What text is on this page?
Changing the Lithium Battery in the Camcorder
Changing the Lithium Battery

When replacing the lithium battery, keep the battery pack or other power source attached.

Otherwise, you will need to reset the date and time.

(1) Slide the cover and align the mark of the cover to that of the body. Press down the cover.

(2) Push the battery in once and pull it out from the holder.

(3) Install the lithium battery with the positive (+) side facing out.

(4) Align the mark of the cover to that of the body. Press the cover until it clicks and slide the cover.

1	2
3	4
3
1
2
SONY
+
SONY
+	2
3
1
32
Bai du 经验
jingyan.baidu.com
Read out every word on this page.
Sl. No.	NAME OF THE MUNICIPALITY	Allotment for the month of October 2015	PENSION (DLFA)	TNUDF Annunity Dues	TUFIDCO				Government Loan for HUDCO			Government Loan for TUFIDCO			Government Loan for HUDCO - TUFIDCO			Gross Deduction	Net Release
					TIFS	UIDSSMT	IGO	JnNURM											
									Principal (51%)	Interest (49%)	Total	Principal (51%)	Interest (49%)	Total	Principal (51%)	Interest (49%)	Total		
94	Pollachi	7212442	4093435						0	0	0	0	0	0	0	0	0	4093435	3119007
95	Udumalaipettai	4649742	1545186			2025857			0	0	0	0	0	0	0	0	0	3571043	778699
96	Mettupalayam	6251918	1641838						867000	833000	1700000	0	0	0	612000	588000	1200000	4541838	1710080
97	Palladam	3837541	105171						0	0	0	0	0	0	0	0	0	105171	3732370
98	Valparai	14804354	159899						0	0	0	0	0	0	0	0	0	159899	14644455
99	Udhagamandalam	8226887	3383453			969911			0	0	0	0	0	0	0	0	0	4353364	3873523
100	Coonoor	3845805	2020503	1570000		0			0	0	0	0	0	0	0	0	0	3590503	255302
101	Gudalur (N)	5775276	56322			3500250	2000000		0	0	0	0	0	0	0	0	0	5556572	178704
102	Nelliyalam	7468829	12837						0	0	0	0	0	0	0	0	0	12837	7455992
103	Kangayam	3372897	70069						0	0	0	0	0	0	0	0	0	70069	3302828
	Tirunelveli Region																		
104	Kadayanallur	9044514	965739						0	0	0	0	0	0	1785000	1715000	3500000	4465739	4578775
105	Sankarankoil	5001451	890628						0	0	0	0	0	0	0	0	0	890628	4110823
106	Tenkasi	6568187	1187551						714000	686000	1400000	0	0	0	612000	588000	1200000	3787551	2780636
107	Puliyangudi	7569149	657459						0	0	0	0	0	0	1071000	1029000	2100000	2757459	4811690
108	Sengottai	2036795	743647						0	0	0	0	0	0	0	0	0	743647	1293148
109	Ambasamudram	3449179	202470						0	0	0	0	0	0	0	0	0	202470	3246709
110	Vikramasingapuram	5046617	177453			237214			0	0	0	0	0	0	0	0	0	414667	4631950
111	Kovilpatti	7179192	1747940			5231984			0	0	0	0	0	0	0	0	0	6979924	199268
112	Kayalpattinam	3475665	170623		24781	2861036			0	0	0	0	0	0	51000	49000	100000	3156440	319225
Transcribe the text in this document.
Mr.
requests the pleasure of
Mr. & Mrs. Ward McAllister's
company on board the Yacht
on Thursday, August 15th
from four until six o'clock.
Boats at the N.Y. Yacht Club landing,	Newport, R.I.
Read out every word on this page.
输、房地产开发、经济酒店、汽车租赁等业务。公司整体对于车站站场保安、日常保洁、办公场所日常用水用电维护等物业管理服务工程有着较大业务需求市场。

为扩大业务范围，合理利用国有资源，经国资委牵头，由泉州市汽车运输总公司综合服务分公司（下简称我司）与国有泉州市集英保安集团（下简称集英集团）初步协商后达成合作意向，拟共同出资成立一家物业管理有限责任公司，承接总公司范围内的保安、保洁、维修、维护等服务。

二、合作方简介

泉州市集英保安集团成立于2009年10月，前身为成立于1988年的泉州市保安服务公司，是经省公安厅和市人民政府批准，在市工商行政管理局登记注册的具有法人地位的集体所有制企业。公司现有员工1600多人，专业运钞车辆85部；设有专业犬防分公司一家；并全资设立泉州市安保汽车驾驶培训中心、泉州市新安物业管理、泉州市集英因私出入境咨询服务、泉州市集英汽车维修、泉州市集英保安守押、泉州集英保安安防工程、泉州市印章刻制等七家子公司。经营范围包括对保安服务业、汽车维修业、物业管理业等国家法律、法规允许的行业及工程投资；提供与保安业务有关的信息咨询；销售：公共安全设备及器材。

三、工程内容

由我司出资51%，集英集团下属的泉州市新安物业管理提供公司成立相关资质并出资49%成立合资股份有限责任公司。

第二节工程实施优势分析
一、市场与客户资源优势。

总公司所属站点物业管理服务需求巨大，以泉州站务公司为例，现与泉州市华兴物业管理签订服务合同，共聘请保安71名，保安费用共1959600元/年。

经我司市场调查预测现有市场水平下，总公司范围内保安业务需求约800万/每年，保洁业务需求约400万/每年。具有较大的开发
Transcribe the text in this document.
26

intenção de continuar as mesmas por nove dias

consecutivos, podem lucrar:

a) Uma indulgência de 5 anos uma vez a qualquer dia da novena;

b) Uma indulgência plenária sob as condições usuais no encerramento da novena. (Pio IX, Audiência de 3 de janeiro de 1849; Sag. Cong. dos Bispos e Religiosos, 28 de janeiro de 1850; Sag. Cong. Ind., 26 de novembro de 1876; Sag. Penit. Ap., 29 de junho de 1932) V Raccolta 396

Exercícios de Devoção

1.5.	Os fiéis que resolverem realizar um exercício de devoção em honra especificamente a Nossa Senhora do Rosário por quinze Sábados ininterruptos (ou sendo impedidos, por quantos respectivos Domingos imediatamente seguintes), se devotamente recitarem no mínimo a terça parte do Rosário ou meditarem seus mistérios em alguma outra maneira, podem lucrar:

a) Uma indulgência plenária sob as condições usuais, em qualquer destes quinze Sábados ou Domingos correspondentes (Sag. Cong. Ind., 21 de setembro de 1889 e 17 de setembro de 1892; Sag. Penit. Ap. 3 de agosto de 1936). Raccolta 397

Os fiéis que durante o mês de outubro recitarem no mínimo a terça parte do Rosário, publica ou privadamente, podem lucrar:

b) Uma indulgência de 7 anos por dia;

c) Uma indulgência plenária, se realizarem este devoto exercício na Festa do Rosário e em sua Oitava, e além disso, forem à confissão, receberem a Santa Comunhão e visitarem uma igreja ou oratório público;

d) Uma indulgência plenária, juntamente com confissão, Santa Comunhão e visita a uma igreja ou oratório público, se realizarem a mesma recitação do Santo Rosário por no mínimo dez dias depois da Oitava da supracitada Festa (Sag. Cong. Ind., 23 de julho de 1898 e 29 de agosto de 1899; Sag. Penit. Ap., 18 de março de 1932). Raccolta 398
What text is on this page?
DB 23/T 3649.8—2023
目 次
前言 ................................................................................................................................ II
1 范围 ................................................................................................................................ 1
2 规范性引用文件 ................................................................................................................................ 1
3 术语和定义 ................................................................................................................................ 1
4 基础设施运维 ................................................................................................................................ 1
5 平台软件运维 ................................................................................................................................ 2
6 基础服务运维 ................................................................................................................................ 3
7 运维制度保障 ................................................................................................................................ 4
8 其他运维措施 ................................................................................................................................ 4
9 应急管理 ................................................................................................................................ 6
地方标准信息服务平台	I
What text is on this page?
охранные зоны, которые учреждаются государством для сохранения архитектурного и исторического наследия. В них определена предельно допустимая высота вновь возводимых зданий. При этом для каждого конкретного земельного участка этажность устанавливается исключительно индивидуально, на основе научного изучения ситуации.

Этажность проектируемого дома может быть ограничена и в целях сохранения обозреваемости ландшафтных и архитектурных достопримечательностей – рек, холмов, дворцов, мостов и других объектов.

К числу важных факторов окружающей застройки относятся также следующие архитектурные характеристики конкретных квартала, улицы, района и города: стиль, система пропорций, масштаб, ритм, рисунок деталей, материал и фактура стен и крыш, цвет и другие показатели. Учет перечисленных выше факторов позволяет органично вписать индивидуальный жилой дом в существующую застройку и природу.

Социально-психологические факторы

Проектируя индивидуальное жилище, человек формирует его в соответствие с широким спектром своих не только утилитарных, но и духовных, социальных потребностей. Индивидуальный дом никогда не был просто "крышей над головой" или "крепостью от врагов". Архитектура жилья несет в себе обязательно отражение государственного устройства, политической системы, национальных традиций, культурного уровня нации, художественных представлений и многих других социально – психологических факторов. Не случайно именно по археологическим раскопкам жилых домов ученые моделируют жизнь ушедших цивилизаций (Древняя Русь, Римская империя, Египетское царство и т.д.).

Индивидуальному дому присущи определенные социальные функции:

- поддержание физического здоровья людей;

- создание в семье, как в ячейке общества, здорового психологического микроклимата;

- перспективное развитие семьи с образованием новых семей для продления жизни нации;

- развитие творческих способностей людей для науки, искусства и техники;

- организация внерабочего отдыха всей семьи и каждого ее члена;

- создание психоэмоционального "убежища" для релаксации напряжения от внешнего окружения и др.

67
────
*GOAL*
Read the entries and show each line that mentions "mínimo".

*RIGHT ANSWER*
1.5.	Os fiéis que resolverem realizar um exercício de devoção em honra especificamente a Nossa Senhora do Rosário por quinze Sábados ininterruptos (ou sendo impedidos, por quantos respectivos Domingos imediatamente seguintes), se devotamente recitarem no mínimo a terça parte do Rosário ou meditarem seus mistérios em alguma outra maneira, podem lucrar:
Os fiéis que durante o mês de outubro recitarem no mínimo a terça parte do Rosário, publica ou privadamente, podem lucrar:
d) Uma indulgência plenária, juntamente com confissão, Santa Comunhão e visita a uma igreja ou oratório público, se realizarem a mesma recitação do Santo Rosário por no mínimo dez dias depois da Oitava da supracitada Festa (Sag. Cong. Ind., 23 de julho de 1898 e 29 de agosto de 1899; Sag. Penit. Ap., 18 de março de 1932). Raccolta 398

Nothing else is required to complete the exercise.